Texte à lire:
Réseau Voltaire
Révélations : le jihad de Lafarge-Holcim
Thierry Meyssan
Vendredi 24 mars 2017
À
l’occasion de la sortie du livre de
Thierry Meyssan, « Sous
nos yeux. Du 11-Septembre à Donald
Trump »,
nous publions une série d’articles
développant quelques-unes des très
nombreuses informations qu’il
contient.
Suite à
l’intervention de Jean-Luc Mélenchon
lors du débat de l’élection
présidentielle française, nous
commençons avec la véritable
histoire de Lafarge-Holcim en Syrie.
Le 2 mars 2017, la
société Lafarge-Holcim a reconnu que sa
filiale syrienne « a remis des fonds à
des tierces parties afin de trouver des
arrangements avec un certain nombre de
groupes armés, dont des tiers visés par
des sanctions, en vue de maintenir
l’activité et d’assurer un passage sûr
des employés et des approvisionnements
vers, et depuis l’usine » [1].
D’ores et déjà, le cimentier fait
l’objet de deux enquêtes. La première a
été initiée par les associations Sherpa
et ECCHR, le 15 novembre 2016, tandis
que la seconde a été lancée par le
ministère français de l’Économie. Toutes
deux réagissaient aux prétendues
révélations du Monde, selon qui
Lafarge a versé de l’argent à Daesh, en
violation des résolution de l’Onu.
Il importe d’observer que les
articles parus le 2 mars dans
Intelligence Online (lettre
confidentielle appartenant au Monde)
et dans Le Monde lui-même du 22
juin ont été rédigés par une journaliste
extérieure à ces publications, Dorothy
Myriam Kellou. Cette jeune femme a
étudié à l’université de Georgetown,
connue pour ses liens avec la CIA, et a
été officier de presse au consulat
français de Jérusalem. Ces publications
ont été confirmées par un livre de Jacob
Waerness, Risikosjef i Syra, dans
lequel cet ancien employé décrit la
grave situation sécuritaire du personnel
de Lafarge en Syrie. L’auteur a
poursuivi sa collaboration avec le
cimentier après la publication de son
livre.

Objectifs:
- a) Répondez brièvement à ces questions sur l'article consacré à Lafarge-Holcim :
(i) À quelle date la société Lafarge-Holcim a-t-elle reconnu les versements de sa filiale syrienne ?
(ii) Quelles associations ont initié la première enquête, et à quelle date ?
(iii) Quel est le titre du livre de Jacob Waerness ?
- b) Citez le passage de l'article consacré à Lafarge-Holcim qui va de « D’ores et déjà, le » jusqu'à « résolution de l’Onu. » inclus.
Les enregistrements ne servent pas ici.

Enregistrements listés:

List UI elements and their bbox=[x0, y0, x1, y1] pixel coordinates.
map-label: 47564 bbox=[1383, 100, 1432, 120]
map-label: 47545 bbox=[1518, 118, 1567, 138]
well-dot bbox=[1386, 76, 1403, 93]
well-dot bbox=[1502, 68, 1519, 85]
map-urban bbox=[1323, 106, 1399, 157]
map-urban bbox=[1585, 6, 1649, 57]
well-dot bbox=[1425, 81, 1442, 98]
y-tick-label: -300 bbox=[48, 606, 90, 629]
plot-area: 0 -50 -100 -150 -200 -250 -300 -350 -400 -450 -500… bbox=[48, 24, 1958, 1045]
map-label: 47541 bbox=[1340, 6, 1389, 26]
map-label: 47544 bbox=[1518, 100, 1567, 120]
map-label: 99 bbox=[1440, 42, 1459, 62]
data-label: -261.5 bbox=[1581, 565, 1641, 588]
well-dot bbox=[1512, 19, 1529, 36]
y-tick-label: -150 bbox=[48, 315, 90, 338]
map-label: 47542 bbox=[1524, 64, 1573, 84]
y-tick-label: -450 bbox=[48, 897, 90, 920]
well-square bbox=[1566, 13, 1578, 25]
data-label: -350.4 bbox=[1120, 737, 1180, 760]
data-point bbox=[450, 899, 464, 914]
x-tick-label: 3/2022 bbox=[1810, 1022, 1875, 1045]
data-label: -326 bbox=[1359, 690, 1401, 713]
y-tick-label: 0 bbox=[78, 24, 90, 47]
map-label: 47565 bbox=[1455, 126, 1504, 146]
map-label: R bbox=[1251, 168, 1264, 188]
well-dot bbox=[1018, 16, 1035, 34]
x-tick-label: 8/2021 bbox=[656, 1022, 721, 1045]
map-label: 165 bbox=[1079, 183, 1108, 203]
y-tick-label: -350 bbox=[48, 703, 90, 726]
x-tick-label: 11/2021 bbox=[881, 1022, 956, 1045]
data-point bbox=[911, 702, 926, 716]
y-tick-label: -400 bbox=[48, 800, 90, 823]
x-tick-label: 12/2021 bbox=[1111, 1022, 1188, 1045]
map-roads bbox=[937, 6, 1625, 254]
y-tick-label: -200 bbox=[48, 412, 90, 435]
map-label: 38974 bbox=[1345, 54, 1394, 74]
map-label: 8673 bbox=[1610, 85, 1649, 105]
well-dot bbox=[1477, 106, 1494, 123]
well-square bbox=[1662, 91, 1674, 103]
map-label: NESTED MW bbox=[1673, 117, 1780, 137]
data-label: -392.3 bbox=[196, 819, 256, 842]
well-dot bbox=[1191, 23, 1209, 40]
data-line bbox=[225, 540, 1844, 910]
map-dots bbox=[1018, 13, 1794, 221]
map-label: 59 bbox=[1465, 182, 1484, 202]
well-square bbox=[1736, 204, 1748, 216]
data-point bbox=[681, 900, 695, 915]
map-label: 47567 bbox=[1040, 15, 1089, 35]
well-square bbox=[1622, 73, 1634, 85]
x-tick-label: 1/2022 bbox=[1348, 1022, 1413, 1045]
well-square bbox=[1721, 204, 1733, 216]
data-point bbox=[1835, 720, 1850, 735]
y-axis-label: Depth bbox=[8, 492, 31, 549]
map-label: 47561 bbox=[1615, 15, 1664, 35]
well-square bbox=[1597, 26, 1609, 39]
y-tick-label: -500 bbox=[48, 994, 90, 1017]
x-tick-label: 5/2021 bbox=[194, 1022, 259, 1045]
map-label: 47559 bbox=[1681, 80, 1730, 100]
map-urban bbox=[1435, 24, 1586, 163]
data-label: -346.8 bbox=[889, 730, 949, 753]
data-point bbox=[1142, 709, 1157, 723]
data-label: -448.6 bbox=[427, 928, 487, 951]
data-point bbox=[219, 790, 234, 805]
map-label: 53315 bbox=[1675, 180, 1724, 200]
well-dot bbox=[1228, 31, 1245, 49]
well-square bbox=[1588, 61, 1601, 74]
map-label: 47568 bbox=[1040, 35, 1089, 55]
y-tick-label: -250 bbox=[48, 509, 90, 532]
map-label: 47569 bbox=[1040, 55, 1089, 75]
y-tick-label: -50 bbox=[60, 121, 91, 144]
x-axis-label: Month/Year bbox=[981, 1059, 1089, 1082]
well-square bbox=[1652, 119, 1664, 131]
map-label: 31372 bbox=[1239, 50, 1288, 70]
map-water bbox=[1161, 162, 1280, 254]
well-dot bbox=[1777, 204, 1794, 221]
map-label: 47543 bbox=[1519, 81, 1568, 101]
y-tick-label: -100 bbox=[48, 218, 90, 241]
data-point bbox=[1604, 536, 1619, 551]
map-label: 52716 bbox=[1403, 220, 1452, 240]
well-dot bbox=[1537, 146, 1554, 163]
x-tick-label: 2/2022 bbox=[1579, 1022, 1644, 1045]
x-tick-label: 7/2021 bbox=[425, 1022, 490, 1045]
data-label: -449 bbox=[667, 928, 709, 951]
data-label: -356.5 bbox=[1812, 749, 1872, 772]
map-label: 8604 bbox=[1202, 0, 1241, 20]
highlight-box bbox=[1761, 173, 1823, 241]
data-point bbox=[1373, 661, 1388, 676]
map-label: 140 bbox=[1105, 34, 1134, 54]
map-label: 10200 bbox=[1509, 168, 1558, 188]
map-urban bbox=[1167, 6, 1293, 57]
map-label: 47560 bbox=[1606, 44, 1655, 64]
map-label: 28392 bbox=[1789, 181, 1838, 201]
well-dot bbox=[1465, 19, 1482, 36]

Réponses par tâche:
- a)
(i) Le 2 mars 2017.
(ii) Les associations Sherpa et ECCHR, le 15 novembre 2016.
(iii) Risikosjef i Syra.

- b)
D’ores et déjà, le cimentier fait
l’objet de deux enquêtes. La première a
été initiée par les associations Sherpa
et ECCHR, le 15 novembre 2016, tandis
que la seconde a été lancée par le
ministère français de l’Économie. Toutes
deux réagissaient aux prétendues
révélations du Monde, selon qui
Lafarge a versé de l’argent à Daesh, en
violation des résolution de l’Onu.